> [TASK OBJECTIVE]: Copy all lines holding the word "plain" from the entries.

— START MATERIAL FOR THIS TASK —

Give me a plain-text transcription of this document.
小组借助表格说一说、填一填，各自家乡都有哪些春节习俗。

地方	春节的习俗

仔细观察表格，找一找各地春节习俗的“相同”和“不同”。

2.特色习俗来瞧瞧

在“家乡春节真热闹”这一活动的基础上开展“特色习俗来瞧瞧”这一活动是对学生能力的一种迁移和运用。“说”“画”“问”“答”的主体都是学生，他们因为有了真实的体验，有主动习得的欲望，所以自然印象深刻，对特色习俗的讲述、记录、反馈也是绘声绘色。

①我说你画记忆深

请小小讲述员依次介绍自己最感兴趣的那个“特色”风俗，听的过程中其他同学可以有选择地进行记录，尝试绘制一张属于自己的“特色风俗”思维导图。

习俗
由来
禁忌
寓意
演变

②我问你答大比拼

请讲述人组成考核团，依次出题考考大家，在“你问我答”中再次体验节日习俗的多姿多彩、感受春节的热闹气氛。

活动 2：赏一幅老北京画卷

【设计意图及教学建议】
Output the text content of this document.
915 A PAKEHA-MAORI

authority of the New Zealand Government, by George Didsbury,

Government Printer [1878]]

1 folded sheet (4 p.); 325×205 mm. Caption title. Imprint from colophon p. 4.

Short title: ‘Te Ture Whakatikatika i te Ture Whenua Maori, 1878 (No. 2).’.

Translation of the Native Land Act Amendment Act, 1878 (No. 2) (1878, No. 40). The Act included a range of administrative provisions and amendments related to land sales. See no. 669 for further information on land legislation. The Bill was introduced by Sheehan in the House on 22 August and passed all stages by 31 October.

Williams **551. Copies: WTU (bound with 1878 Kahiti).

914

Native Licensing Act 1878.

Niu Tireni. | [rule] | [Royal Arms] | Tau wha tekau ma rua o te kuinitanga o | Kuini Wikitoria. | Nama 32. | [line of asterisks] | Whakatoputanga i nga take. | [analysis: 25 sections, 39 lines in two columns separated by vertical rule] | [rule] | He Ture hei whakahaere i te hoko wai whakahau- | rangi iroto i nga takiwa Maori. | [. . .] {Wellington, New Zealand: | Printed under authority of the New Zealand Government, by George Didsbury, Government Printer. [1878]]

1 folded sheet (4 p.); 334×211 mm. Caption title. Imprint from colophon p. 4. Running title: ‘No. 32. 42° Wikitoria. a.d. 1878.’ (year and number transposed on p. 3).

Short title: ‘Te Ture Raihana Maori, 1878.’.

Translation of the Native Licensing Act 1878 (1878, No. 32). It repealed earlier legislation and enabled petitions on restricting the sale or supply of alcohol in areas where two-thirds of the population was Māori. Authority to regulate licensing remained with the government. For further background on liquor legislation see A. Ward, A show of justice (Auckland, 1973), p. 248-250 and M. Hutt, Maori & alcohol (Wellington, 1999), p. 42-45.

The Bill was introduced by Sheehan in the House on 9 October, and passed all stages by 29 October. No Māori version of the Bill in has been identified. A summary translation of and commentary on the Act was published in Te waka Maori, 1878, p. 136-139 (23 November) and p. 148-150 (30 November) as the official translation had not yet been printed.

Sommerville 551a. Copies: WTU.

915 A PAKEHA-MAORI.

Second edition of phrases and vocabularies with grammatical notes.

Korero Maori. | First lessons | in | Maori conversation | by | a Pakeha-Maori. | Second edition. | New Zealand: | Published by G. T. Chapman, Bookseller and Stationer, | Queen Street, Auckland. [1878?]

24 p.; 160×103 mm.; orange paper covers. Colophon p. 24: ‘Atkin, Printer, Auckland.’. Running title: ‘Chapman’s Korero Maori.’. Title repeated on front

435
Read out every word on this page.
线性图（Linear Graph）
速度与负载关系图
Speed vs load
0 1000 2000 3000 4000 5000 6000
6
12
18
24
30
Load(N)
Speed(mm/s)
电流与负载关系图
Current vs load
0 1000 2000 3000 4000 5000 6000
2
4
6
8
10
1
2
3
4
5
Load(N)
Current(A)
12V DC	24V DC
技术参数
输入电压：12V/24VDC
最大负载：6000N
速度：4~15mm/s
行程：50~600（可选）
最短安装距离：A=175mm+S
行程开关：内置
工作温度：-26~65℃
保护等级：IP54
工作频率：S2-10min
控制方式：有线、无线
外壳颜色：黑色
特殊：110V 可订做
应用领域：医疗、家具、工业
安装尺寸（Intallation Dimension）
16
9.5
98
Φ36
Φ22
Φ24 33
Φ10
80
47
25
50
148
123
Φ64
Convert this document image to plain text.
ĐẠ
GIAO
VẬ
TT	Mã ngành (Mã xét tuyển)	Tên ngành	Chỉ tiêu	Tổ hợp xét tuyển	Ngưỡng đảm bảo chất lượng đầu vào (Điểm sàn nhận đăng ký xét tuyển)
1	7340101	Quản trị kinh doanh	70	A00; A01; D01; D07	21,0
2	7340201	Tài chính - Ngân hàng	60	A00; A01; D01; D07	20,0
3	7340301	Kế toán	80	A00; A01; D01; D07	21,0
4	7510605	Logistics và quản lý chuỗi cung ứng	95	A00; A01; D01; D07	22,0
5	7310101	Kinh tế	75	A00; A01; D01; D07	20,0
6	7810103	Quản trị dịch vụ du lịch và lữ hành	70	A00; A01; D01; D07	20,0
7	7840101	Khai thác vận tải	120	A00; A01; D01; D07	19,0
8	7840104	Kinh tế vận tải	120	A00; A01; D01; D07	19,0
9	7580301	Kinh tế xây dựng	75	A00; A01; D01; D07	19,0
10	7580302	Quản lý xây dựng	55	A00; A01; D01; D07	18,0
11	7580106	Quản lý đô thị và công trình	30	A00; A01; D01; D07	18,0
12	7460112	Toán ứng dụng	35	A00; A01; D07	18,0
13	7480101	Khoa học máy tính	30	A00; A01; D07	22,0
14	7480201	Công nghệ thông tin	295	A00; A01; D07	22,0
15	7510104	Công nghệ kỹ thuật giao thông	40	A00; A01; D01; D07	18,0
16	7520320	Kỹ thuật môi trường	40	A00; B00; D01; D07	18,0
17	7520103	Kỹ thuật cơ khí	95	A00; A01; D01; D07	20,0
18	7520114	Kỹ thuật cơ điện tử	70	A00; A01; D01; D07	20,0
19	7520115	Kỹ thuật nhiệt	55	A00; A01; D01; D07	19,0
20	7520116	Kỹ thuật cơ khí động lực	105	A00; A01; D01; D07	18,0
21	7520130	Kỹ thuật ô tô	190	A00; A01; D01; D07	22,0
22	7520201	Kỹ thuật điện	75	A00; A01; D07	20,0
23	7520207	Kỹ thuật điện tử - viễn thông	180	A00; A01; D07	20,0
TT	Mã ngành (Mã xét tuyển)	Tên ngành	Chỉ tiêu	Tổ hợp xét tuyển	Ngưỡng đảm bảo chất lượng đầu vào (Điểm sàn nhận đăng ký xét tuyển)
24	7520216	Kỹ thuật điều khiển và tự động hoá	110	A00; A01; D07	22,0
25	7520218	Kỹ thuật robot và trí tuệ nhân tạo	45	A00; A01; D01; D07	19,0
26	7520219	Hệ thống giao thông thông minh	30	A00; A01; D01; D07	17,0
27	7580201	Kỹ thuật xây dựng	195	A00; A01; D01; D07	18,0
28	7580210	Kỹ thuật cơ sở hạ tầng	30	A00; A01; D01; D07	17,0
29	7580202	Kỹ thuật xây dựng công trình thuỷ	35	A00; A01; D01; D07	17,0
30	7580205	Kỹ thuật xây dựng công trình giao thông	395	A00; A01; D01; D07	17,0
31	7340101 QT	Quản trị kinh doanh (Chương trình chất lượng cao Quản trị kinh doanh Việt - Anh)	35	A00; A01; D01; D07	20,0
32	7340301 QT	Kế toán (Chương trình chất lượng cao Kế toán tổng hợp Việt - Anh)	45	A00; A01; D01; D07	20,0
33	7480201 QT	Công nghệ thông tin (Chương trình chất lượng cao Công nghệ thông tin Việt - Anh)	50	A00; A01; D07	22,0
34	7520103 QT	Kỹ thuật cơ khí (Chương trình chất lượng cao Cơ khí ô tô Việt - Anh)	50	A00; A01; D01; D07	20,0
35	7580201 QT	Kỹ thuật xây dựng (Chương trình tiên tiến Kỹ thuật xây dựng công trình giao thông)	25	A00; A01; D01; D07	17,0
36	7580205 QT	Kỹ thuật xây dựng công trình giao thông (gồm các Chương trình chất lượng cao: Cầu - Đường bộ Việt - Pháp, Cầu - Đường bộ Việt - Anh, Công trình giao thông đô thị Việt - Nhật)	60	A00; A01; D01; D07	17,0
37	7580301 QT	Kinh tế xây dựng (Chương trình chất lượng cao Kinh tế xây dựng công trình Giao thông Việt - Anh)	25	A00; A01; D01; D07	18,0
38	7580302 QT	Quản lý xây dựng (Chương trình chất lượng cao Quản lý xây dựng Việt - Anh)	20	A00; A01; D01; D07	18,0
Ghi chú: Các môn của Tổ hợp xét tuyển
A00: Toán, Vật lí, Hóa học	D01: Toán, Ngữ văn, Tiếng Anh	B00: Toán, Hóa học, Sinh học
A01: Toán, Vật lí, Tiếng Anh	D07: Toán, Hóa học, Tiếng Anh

— END MATERIAL FOR THIS TASK —

> [PROBLEM SOLUTION]:
Give me a plain-text transcription of this document.
Convert this document image to plain text.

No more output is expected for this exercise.